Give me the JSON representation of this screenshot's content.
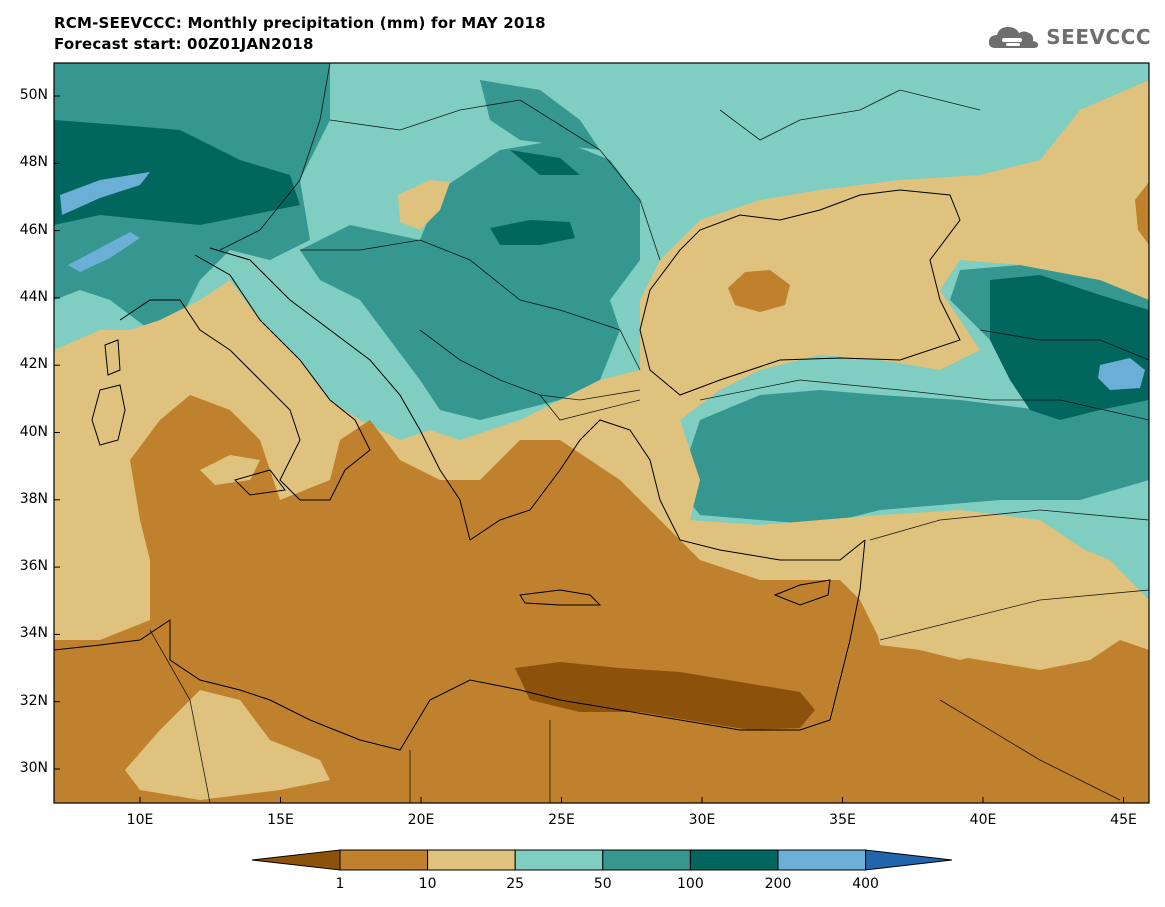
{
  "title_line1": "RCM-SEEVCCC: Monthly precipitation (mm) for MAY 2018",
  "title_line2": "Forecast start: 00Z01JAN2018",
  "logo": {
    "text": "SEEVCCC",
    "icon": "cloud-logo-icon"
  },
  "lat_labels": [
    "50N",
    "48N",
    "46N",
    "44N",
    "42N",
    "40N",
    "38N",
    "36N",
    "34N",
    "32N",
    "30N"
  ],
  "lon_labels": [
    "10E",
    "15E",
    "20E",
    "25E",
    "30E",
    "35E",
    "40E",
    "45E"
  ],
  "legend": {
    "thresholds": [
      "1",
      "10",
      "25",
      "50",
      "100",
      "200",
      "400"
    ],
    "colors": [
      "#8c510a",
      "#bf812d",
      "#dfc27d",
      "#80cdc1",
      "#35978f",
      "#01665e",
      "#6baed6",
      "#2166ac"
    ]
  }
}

--------------------------------------------------

What you should do ::
Write the listing above out again exactly, dropping each image.

The output ::
Give me the JSON representation of this screenshot's content.
{
  "title_line1": "RCM-SEEVCCC: Monthly precipitation (mm) for MAY 2018",
  "title_line2": "Forecast start: 00Z01JAN2018",
  "logo": {
    "text": "SEEVCCC",
    "icon": "cloud-logo-icon"
  },
  "lat_labels": [
    "50N",
    "48N",
    "46N",
    "44N",
    "42N",
    "40N",
    "38N",
    "36N",
    "34N",
    "32N",
    "30N"
  ],
  "lon_labels": [
    "10E",
    "15E",
    "20E",
    "25E",
    "30E",
    "35E",
    "40E",
    "45E"
  ],
  "legend": {
    "thresholds": [
      "1",
      "10",
      "25",
      "50",
      "100",
      "200",
      "400"
    ],
    "colors": [
      "#8c510a",
      "#bf812d",
      "#dfc27d",
      "#80cdc1",
      "#35978f",
      "#01665e",
      "#6baed6",
      "#2166ac"
    ]
  }
}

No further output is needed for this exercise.